[begin TASK MATERIAL]
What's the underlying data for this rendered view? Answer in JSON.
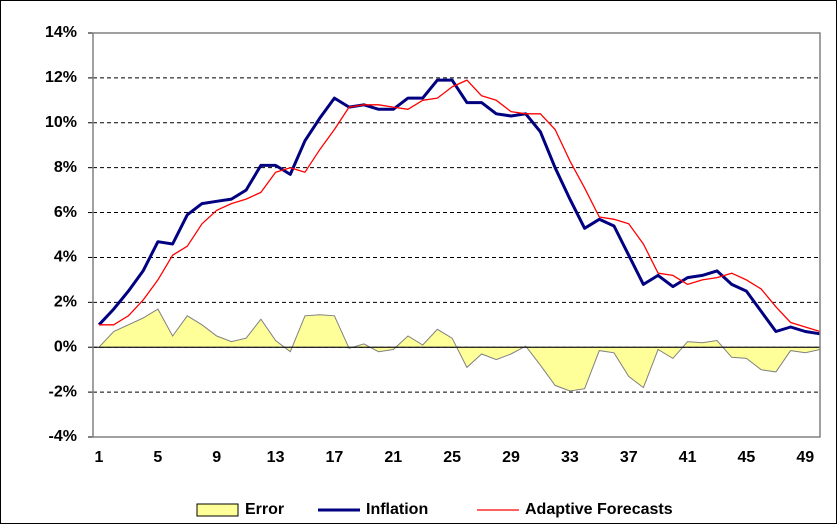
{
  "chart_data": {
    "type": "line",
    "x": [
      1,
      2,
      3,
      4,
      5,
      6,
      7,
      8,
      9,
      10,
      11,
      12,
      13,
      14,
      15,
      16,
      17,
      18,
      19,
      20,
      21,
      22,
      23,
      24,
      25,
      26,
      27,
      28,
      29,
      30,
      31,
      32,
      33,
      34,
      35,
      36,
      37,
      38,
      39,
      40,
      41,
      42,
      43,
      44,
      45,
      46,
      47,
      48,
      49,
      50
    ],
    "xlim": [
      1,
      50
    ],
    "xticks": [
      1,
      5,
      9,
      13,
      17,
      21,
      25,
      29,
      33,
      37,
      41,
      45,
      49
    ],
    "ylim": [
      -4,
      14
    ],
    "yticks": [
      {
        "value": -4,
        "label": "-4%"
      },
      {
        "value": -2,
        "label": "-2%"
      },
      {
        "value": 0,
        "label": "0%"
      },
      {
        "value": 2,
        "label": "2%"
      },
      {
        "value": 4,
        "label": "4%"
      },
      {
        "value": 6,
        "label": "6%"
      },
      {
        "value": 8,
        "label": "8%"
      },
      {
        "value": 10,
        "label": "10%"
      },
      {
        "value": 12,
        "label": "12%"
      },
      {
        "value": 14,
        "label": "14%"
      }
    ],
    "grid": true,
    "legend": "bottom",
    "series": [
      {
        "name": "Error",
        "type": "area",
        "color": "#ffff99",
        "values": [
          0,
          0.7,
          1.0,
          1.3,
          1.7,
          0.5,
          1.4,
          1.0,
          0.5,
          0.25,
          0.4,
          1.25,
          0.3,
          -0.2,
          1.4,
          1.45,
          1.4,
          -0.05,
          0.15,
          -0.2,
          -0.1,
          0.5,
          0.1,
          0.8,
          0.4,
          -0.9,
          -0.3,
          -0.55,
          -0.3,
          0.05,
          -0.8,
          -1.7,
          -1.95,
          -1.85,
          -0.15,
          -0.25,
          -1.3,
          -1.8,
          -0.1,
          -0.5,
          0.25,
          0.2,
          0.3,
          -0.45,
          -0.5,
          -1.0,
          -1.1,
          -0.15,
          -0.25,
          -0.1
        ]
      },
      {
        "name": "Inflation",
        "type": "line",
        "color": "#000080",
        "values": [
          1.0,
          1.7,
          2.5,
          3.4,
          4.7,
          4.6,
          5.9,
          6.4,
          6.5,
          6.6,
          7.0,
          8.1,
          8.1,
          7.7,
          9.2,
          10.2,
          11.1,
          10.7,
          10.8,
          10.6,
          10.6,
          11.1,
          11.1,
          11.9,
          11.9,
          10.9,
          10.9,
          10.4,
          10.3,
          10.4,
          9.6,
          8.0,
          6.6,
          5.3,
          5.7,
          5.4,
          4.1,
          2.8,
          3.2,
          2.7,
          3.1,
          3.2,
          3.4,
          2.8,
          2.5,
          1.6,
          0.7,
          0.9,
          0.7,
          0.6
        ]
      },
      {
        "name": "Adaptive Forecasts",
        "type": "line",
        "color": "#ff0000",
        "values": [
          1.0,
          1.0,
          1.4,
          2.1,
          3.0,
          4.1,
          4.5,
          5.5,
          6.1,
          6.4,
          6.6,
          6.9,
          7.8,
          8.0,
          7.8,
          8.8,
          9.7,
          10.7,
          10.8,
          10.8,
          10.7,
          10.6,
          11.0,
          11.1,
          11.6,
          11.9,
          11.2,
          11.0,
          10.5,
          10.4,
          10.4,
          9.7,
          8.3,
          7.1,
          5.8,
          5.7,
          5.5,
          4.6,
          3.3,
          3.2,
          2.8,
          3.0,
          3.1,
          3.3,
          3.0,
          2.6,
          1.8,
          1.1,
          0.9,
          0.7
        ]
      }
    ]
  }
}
[end TASK MATERIAL]
[begin TASK MATERIAL]
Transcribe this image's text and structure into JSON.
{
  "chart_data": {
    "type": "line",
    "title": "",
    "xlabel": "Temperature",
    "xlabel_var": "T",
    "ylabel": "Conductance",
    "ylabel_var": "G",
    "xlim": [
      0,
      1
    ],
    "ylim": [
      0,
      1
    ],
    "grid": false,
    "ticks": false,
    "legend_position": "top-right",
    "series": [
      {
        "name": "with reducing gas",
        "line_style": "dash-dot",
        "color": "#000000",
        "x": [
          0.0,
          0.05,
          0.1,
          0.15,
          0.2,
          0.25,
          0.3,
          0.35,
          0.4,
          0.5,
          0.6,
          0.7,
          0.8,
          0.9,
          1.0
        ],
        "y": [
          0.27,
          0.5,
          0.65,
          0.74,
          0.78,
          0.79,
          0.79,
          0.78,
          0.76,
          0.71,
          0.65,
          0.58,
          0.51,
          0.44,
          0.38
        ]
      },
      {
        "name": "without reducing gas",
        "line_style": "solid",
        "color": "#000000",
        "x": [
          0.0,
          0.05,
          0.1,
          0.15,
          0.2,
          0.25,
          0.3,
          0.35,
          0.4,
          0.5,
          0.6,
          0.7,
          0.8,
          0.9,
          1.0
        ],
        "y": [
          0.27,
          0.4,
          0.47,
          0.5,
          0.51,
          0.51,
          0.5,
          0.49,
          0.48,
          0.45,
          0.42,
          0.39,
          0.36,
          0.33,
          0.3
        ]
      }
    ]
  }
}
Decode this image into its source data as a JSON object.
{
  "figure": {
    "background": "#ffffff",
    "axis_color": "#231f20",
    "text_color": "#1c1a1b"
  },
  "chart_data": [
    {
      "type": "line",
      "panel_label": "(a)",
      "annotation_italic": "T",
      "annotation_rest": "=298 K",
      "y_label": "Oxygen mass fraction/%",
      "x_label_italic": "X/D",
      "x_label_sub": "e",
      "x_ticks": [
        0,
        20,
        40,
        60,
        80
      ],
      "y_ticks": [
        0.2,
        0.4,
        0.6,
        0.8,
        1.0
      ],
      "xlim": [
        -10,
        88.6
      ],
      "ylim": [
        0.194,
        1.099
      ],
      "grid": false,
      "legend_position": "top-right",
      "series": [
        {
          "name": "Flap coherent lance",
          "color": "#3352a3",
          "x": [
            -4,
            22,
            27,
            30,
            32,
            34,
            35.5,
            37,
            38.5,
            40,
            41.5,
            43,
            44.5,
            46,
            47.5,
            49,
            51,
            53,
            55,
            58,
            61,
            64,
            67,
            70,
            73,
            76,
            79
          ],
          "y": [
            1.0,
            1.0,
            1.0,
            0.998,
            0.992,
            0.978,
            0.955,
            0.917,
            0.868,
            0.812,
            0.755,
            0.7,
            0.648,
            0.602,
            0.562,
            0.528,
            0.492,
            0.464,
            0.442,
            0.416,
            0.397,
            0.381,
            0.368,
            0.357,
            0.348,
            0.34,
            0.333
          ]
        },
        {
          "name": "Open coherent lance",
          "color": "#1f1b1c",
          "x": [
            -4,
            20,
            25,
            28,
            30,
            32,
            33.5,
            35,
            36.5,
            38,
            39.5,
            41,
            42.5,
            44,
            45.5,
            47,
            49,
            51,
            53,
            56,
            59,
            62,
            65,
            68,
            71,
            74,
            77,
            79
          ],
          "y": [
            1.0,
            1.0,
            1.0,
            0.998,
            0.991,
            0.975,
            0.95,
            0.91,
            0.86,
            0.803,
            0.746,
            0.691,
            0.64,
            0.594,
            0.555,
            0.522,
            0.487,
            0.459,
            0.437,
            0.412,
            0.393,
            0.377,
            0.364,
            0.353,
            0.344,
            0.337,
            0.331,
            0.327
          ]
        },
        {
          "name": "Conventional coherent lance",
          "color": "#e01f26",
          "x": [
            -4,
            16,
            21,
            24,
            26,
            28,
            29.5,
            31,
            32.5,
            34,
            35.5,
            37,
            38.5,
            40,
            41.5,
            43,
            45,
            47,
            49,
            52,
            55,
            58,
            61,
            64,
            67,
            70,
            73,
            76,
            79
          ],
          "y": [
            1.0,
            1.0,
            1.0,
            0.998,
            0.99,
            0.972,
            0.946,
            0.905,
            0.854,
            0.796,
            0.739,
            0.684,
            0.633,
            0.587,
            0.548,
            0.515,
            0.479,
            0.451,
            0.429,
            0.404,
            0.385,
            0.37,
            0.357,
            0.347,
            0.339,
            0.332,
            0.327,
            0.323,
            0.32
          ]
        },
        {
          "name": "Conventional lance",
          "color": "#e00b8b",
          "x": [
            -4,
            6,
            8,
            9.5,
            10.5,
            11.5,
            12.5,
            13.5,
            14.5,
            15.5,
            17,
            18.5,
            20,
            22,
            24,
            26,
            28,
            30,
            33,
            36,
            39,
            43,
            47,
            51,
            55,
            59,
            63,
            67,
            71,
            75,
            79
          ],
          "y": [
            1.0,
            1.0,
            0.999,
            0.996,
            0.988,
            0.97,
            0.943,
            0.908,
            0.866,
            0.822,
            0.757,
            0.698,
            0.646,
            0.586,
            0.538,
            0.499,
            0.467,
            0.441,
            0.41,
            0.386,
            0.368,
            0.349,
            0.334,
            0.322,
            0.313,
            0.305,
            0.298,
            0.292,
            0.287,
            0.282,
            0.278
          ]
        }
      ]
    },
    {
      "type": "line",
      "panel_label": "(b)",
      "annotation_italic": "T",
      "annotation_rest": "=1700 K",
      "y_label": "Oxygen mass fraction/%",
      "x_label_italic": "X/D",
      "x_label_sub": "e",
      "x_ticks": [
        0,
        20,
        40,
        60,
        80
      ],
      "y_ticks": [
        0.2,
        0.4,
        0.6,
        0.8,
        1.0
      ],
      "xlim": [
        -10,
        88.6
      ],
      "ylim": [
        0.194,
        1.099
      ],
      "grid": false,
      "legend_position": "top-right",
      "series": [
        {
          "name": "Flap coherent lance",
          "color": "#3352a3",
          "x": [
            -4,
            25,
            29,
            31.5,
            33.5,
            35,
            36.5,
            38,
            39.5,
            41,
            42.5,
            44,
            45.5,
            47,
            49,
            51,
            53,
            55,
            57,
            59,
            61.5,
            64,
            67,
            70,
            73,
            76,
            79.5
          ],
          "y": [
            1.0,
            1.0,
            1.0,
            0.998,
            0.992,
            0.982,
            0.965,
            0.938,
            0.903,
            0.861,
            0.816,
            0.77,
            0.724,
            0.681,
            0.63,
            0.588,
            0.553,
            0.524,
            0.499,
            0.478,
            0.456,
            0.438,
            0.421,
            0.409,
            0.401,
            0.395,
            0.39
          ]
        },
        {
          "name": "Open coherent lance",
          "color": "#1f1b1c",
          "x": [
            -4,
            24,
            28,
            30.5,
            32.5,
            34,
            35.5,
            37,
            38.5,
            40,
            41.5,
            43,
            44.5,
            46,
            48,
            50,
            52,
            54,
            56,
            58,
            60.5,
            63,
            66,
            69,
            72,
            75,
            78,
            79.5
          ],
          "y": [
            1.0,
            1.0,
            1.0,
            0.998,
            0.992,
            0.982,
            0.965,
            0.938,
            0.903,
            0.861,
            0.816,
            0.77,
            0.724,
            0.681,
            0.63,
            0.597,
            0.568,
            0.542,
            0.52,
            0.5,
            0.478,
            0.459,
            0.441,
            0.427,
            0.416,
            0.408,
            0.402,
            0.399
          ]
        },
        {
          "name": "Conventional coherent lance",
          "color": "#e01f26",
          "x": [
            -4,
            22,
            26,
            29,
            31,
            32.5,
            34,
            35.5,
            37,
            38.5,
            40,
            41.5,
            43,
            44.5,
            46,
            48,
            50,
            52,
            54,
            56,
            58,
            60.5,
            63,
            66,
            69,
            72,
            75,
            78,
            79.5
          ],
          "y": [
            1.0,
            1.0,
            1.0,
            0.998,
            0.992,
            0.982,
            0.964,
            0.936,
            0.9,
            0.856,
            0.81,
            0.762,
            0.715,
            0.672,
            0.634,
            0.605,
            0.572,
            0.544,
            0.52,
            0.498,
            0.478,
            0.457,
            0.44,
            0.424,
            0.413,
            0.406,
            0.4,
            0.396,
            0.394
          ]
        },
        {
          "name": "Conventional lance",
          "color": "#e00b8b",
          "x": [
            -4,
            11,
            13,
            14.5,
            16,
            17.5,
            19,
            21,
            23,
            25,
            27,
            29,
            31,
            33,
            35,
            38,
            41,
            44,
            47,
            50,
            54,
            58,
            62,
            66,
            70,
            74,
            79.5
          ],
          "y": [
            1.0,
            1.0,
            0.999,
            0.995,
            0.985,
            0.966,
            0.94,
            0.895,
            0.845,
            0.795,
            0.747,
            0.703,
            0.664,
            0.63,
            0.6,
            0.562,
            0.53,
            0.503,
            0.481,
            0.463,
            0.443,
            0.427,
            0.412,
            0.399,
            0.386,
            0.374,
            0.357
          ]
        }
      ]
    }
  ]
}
[end TASK MATERIAL]
WORK TO BE COMPLETED
Check each line of the data above for the string "reducing", then report how many lines have it, with no other words.

EXERCISE OUTPUT
2